Data entries for graphics

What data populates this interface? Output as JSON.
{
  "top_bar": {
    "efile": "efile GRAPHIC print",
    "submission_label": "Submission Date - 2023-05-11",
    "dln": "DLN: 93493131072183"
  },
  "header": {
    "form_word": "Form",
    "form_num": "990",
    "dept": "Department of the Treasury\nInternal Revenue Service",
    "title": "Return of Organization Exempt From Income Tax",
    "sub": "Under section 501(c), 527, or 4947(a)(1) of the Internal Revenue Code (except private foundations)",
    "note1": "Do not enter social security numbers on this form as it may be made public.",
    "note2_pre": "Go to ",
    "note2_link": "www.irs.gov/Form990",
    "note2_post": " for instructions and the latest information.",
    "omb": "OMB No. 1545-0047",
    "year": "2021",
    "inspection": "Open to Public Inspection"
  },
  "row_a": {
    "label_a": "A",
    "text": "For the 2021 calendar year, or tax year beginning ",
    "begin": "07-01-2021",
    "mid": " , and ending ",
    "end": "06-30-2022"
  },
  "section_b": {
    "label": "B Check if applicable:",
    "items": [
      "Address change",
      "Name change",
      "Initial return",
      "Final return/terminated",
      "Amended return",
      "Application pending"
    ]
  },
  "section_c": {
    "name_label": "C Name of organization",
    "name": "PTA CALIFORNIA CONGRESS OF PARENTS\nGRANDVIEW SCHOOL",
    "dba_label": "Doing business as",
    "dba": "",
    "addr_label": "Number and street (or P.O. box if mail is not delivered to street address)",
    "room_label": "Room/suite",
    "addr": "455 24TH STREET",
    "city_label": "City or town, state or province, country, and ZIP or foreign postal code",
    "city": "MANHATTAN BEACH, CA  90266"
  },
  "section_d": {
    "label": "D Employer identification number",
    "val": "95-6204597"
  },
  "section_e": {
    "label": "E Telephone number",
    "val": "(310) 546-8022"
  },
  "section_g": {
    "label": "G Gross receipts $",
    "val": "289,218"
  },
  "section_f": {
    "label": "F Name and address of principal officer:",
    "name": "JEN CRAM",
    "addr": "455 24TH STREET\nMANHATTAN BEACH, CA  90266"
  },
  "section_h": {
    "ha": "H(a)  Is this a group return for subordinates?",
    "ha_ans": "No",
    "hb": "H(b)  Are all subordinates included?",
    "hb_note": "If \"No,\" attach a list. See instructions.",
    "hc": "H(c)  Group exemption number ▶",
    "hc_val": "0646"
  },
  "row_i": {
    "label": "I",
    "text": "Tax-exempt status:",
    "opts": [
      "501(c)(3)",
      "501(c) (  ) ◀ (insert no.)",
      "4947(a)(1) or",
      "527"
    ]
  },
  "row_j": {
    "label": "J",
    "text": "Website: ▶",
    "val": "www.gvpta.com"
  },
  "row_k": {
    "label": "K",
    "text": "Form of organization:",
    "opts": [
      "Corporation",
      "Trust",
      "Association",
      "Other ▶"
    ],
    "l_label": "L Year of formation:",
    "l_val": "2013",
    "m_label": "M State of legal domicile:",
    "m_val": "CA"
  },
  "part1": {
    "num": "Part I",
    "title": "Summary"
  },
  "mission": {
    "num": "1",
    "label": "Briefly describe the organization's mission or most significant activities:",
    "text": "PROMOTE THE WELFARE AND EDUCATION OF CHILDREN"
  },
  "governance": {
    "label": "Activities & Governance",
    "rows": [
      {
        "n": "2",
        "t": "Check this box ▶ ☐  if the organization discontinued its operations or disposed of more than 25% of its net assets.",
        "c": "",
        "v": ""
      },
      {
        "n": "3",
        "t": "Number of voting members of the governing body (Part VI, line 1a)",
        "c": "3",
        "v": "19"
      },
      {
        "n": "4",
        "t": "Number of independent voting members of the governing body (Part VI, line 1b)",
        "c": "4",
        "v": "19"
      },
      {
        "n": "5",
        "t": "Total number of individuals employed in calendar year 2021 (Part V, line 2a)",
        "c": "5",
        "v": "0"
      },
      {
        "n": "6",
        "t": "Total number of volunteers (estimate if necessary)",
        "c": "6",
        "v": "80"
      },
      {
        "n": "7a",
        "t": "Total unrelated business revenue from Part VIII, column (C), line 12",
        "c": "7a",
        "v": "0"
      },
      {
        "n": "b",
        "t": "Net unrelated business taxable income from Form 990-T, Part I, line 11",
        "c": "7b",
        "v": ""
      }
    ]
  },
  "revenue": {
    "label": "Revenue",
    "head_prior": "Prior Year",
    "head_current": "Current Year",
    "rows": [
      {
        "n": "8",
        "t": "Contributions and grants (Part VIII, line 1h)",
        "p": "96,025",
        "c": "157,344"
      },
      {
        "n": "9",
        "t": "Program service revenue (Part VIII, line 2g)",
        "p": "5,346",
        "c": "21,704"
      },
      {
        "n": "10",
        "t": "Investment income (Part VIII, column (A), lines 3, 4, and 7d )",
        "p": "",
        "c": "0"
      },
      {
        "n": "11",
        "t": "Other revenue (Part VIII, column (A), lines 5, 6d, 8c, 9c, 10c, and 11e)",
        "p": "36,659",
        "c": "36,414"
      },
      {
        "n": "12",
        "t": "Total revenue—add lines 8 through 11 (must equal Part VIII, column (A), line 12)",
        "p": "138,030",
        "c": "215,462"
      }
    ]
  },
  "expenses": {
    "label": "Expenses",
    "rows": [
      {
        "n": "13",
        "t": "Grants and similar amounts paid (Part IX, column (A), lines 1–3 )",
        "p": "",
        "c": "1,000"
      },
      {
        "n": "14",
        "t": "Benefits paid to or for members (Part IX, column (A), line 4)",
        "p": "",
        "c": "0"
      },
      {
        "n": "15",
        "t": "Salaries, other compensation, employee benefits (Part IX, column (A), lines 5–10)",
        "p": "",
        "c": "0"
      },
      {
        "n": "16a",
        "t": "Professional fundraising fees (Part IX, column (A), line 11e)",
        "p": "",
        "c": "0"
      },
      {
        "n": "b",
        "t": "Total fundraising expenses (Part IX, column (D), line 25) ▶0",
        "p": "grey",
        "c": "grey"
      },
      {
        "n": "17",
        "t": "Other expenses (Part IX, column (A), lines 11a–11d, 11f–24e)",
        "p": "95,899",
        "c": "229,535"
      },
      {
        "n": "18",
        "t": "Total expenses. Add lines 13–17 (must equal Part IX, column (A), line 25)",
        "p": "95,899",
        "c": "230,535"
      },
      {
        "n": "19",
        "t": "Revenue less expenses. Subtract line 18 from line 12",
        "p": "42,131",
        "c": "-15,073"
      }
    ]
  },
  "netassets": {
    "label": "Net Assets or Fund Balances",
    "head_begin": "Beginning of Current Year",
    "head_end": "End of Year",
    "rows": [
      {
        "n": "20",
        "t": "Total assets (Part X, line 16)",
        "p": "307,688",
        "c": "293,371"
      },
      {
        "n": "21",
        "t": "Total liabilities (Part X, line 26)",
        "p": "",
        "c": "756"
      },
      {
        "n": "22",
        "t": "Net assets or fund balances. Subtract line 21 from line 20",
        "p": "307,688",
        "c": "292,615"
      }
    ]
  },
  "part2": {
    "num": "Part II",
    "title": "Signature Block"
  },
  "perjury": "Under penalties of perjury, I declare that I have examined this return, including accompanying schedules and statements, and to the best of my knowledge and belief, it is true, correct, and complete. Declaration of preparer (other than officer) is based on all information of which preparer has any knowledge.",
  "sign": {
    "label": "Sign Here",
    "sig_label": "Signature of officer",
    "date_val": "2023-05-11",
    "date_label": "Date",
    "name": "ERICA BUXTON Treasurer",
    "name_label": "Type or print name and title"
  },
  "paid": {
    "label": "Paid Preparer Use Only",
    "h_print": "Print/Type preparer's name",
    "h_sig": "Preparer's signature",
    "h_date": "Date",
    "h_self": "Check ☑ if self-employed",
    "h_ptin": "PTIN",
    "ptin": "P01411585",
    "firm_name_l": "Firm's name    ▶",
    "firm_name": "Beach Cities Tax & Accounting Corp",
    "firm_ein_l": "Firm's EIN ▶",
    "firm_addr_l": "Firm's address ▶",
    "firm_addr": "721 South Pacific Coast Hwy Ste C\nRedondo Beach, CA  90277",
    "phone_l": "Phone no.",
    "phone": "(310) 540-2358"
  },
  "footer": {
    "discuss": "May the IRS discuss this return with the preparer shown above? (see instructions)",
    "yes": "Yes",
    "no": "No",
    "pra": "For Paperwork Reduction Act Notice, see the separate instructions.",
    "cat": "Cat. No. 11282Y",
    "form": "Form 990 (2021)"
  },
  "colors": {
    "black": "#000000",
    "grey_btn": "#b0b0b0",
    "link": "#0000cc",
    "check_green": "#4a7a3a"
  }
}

**REQUIREMENT**
In the entries above, find the lines containing the word "Under" and say how many there are, with no other words.

**EXERCISE OUTPUT**
2